** Challenge **
All of the records below should be output exactly.
## begin Data entries
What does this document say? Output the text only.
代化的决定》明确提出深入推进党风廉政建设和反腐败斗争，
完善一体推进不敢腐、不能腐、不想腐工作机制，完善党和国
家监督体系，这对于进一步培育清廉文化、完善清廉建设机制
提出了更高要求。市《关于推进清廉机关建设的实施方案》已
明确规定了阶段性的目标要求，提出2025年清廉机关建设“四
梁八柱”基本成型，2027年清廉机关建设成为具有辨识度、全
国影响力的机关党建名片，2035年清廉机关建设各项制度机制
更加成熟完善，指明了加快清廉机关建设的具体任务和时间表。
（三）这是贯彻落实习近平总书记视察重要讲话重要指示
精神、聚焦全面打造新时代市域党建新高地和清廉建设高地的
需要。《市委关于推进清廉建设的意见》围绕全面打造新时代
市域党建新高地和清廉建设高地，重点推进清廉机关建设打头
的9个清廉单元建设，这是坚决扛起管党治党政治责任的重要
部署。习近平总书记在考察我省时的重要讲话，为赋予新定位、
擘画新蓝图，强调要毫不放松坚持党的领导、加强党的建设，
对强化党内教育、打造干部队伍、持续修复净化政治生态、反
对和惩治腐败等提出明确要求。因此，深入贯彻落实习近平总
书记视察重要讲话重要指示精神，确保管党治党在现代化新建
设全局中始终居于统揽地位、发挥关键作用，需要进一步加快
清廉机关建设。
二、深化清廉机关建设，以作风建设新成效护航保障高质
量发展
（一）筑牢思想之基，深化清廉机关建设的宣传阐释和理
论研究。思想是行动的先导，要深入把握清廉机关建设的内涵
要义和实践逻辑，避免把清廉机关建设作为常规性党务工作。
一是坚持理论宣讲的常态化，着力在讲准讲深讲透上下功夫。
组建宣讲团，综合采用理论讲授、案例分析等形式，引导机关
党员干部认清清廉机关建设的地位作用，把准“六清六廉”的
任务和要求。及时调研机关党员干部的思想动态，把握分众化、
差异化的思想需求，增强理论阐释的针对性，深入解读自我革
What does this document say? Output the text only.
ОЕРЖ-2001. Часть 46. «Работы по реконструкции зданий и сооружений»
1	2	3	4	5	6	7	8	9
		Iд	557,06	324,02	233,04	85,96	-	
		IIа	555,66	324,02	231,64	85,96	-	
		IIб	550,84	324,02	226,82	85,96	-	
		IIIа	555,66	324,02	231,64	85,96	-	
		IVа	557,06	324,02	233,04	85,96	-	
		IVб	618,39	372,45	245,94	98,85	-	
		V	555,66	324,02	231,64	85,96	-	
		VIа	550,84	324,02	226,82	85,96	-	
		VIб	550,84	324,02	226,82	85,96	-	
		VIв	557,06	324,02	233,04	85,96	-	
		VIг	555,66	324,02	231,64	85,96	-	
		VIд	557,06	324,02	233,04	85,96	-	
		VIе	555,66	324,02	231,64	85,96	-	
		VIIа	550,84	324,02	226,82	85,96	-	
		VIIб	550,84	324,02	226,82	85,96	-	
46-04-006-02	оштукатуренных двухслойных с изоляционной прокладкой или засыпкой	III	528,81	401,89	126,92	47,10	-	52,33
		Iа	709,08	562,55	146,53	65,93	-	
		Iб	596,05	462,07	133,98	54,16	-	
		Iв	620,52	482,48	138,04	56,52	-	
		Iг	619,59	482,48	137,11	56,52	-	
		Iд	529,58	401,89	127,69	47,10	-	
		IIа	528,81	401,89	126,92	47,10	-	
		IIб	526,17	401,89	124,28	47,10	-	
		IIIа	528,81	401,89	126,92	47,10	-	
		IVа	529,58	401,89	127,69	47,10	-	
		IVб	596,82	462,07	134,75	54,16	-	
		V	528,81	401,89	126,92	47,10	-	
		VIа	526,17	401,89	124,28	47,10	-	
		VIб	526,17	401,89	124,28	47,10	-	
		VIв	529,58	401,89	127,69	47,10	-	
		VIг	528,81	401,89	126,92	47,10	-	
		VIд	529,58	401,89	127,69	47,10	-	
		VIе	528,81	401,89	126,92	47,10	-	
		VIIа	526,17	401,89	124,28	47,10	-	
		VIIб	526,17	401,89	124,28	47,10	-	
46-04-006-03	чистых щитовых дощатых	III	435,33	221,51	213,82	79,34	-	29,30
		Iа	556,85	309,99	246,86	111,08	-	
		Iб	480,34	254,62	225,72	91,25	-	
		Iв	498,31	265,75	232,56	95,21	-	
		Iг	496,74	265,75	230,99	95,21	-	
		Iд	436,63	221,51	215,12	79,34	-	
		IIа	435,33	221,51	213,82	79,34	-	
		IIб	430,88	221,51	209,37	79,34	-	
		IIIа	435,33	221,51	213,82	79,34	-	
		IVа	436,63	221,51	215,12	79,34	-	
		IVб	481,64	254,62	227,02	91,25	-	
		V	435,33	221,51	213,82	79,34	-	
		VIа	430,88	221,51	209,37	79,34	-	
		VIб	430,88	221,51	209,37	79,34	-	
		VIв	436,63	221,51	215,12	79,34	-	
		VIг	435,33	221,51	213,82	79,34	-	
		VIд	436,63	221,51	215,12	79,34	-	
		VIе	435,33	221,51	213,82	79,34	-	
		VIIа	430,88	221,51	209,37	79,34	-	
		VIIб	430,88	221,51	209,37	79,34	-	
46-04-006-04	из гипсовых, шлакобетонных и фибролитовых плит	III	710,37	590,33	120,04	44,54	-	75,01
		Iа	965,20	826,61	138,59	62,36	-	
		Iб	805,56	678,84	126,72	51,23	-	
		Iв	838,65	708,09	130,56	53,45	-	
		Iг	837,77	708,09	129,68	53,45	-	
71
## end Data entries
** Response **
What does this document say? Output the text only.
代化的决定》明确提出深入推进党风廉政建设和反腐败斗争，
完善一体推进不敢腐、不能腐、不想腐工作机制，完善党和国
家监督体系，这对于进一步培育清廉文化、完善清廉建设机制
提出了更高要求。市《关于推进清廉机关建设的实施方案》已
明确规定了阶段性的目标要求，提出2025年清廉机关建设“四
梁八柱”基本成型，2027年清廉机关建设成为具有辨识度、全
国影响力的机关党建名片，2035年清廉机关建设各项制度机制
更加成熟完善，指明了加快清廉机关建设的具体任务和时间表。
（三）这是贯彻落实习近平总书记视察重要讲话重要指示
精神、聚焦全面打造新时代市域党建新高地和清廉建设高地的
需要。《市委关于推进清廉建设的意见》围绕全面打造新时代
市域党建新高地和清廉建设高地，重点推进清廉机关建设打头
的9个清廉单元建设，这是坚决扛起管党治党政治责任的重要
部署。习近平总书记在考察我省时的重要讲话，为赋予新定位、
擘画新蓝图，强调要毫不放松坚持党的领导、加强党的建设，
对强化党内教育、打造干部队伍、持续修复净化政治生态、反
对和惩治腐败等提出明确要求。因此，深入贯彻落实习近平总
书记视察重要讲话重要指示精神，确保管党治党在现代化新建
设全局中始终居于统揽地位、发挥关键作用，需要进一步加快
清廉机关建设。
二、深化清廉机关建设，以作风建设新成效护航保障高质
量发展
（一）筑牢思想之基，深化清廉机关建设的宣传阐释和理
论研究。思想是行动的先导，要深入把握清廉机关建设的内涵
要义和实践逻辑，避免把清廉机关建设作为常规性党务工作。
一是坚持理论宣讲的常态化，着力在讲准讲深讲透上下功夫。
组建宣讲团，综合采用理论讲授、案例分析等形式，引导机关
党员干部认清清廉机关建设的地位作用，把准“六清六廉”的
任务和要求。及时调研机关党员干部的思想动态，把握分众化、
差异化的思想需求，增强理论阐释的针对性，深入解读自我革
What does this document say? Output the text only.
ОЕРЖ-2001. Часть 46. «Работы по реконструкции зданий и сооружений»
1	2	3	4	5	6	7	8	9
		Iд	557,06	324,02	233,04	85,96	-	
		IIа	555,66	324,02	231,64	85,96	-	
		IIб	550,84	324,02	226,82	85,96	-	
		IIIа	555,66	324,02	231,64	85,96	-	
		IVа	557,06	324,02	233,04	85,96	-	
		IVб	618,39	372,45	245,94	98,85	-	
		V	555,66	324,02	231,64	85,96	-	
		VIа	550,84	324,02	226,82	85,96	-	
		VIб	550,84	324,02	226,82	85,96	-	
		VIв	557,06	324,02	233,04	85,96	-	
		VIг	555,66	324,02	231,64	85,96	-	
		VIд	557,06	324,02	233,04	85,96	-	
		VIе	555,66	324,02	231,64	85,96	-	
		VIIа	550,84	324,02	226,82	85,96	-	
		VIIб	550,84	324,02	226,82	85,96	-	
46-04-006-02	оштукатуренных двухслойных с изоляционной прокладкой или засыпкой	III	528,81	401,89	126,92	47,10	-	52,33
		Iа	709,08	562,55	146,53	65,93	-	
		Iб	596,05	462,07	133,98	54,16	-	
		Iв	620,52	482,48	138,04	56,52	-	
		Iг	619,59	482,48	137,11	56,52	-	
		Iд	529,58	401,89	127,69	47,10	-	
		IIа	528,81	401,89	126,92	47,10	-	
		IIб	526,17	401,89	124,28	47,10	-	
		IIIа	528,81	401,89	126,92	47,10	-	
		IVа	529,58	401,89	127,69	47,10	-	
		IVб	596,82	462,07	134,75	54,16	-	
		V	528,81	401,89	126,92	47,10	-	
		VIа	526,17	401,89	124,28	47,10	-	
		VIб	526,17	401,89	124,28	47,10	-	
		VIв	529,58	401,89	127,69	47,10	-	
		VIг	528,81	401,89	126,92	47,10	-	
		VIд	529,58	401,89	127,69	47,10	-	
		VIе	528,81	401,89	126,92	47,10	-	
		VIIа	526,17	401,89	124,28	47,10	-	
		VIIб	526,17	401,89	124,28	47,10	-	
46-04-006-03	чистых щитовых дощатых	III	435,33	221,51	213,82	79,34	-	29,30
		Iа	556,85	309,99	246,86	111,08	-	
		Iб	480,34	254,62	225,72	91,25	-	
		Iв	498,31	265,75	232,56	95,21	-	
		Iг	496,74	265,75	230,99	95,21	-	
		Iд	436,63	221,51	215,12	79,34	-	
		IIа	435,33	221,51	213,82	79,34	-	
		IIб	430,88	221,51	209,37	79,34	-	
		IIIа	435,33	221,51	213,82	79,34	-	
		IVа	436,63	221,51	215,12	79,34	-	
		IVб	481,64	254,62	227,02	91,25	-	
		V	435,33	221,51	213,82	79,34	-	
		VIа	430,88	221,51	209,37	79,34	-	
		VIб	430,88	221,51	209,37	79,34	-	
		VIв	436,63	221,51	215,12	79,34	-	
		VIг	435,33	221,51	213,82	79,34	-	
		VIд	436,63	221,51	215,12	79,34	-	
		VIе	435,33	221,51	213,82	79,34	-	
		VIIа	430,88	221,51	209,37	79,34	-	
		VIIб	430,88	221,51	209,37	79,34	-	
46-04-006-04	из гипсовых, шлакобетонных и фибролитовых плит	III	710,37	590,33	120,04	44,54	-	75,01
		Iа	965,20	826,61	138,59	62,36	-	
		Iб	805,56	678,84	126,72	51,23	-	
		Iв	838,65	708,09	130,56	53,45	-	
		Iг	837,77	708,09	129,68	53,45	-	
71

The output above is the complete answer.